* YOUR GOAL *
Answer with nothing but a number: how many lines include the word "this"?

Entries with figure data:

::::

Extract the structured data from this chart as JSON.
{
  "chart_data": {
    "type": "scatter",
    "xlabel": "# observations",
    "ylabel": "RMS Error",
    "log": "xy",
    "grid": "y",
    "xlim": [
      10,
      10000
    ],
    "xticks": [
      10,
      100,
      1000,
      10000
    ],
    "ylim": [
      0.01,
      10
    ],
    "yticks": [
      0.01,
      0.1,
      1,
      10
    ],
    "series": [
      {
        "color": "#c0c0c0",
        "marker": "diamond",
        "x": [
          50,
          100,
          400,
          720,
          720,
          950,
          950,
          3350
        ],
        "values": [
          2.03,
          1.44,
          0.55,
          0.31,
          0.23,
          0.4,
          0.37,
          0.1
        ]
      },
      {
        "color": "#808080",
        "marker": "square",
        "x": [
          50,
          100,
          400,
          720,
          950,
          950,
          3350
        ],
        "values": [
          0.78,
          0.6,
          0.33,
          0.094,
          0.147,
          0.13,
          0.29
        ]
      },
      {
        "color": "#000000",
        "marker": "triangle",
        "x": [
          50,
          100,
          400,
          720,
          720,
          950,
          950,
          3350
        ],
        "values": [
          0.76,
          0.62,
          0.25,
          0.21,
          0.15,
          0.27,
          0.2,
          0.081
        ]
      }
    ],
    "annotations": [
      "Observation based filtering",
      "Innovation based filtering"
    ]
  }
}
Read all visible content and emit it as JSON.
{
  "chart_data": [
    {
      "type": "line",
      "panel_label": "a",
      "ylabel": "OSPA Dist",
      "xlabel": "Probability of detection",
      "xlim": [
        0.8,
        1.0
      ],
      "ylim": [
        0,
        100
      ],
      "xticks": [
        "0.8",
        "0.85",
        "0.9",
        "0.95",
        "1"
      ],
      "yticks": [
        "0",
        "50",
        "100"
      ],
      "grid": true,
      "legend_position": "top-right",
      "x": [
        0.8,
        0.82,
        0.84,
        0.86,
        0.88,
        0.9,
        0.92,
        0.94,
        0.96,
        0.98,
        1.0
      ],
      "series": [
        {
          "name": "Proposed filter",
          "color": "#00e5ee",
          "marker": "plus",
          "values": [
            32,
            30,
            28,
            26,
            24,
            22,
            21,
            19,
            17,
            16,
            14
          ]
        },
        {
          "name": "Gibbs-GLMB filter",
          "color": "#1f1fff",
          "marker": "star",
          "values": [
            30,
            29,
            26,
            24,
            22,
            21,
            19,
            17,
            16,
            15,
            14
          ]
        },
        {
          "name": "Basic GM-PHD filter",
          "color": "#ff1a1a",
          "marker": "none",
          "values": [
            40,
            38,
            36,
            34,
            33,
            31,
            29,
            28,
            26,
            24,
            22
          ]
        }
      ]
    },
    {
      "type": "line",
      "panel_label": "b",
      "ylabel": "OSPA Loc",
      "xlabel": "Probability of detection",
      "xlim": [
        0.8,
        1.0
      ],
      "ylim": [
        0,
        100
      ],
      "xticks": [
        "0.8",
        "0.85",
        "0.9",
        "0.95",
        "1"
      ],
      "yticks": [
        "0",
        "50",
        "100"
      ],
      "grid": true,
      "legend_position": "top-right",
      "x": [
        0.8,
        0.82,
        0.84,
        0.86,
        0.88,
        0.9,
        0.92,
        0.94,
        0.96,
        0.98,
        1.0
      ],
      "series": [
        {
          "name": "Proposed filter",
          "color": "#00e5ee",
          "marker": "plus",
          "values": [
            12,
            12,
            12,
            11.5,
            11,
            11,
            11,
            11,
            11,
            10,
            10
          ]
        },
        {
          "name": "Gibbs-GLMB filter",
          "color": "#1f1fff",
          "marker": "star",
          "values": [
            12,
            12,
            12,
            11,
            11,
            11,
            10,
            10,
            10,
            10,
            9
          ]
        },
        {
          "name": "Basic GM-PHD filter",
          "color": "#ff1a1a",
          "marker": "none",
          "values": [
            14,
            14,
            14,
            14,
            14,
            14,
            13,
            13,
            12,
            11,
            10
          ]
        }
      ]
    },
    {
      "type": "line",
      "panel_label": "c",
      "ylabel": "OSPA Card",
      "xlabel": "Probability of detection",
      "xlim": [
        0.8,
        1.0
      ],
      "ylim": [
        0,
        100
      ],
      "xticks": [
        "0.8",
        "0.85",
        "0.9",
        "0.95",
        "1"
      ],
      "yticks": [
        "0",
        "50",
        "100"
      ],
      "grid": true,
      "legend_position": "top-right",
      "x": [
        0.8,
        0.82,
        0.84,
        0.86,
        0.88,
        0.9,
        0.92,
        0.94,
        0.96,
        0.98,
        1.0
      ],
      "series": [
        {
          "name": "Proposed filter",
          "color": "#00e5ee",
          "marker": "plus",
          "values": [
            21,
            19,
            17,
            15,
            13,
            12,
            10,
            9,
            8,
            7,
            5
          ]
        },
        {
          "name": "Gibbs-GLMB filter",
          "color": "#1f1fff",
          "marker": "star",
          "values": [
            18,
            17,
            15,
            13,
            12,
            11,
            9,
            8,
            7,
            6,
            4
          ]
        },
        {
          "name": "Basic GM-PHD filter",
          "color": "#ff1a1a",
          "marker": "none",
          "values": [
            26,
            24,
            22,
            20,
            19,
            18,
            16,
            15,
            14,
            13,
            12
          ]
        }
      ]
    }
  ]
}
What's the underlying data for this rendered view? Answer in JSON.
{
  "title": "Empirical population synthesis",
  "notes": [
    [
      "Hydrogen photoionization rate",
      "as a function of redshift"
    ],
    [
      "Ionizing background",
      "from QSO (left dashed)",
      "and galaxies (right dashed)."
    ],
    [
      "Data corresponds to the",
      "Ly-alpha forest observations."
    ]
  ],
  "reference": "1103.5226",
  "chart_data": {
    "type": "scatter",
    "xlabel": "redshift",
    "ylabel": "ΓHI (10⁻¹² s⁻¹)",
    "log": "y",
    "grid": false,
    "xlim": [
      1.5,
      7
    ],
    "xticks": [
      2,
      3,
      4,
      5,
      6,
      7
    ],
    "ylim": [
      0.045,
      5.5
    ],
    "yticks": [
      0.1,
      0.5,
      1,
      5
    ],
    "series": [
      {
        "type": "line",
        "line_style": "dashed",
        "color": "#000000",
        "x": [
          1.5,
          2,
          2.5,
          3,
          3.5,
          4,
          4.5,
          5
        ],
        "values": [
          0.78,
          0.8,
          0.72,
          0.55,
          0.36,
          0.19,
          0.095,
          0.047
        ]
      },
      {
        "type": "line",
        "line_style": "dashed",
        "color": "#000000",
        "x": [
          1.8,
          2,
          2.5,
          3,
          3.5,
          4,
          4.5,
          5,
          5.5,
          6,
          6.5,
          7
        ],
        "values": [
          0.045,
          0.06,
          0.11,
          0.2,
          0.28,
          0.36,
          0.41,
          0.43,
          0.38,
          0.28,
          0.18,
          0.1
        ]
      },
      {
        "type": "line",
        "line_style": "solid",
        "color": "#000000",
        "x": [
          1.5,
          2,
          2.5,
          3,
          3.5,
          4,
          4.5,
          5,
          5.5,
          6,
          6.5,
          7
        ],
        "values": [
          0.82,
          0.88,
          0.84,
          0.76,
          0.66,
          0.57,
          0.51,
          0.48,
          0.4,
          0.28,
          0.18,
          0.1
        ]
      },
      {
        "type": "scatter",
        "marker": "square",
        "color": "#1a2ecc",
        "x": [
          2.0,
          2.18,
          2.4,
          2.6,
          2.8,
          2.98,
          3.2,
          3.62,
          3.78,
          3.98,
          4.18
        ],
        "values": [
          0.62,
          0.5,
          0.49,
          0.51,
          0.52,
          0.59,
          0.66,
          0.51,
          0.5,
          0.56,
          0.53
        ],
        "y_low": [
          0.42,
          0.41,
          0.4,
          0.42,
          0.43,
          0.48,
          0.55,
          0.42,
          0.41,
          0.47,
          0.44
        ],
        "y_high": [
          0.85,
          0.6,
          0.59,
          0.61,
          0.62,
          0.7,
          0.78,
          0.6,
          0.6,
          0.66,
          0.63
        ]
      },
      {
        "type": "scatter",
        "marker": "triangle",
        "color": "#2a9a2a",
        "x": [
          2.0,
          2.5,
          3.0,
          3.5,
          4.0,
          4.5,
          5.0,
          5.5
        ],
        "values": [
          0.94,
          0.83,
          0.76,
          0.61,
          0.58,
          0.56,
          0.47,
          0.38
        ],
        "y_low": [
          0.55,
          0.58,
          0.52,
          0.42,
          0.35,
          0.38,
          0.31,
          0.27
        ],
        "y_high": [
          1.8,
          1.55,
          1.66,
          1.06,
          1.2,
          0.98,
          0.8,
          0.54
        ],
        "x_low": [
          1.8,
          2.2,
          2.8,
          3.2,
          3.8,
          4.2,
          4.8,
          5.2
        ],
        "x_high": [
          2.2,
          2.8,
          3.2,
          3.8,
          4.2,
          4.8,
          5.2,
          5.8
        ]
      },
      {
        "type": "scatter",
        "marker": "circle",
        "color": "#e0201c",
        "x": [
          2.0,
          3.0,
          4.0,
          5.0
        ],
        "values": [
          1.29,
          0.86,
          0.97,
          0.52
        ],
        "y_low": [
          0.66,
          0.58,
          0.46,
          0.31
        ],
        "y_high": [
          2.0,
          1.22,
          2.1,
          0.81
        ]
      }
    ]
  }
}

::::

* RIGHT ANSWER *
2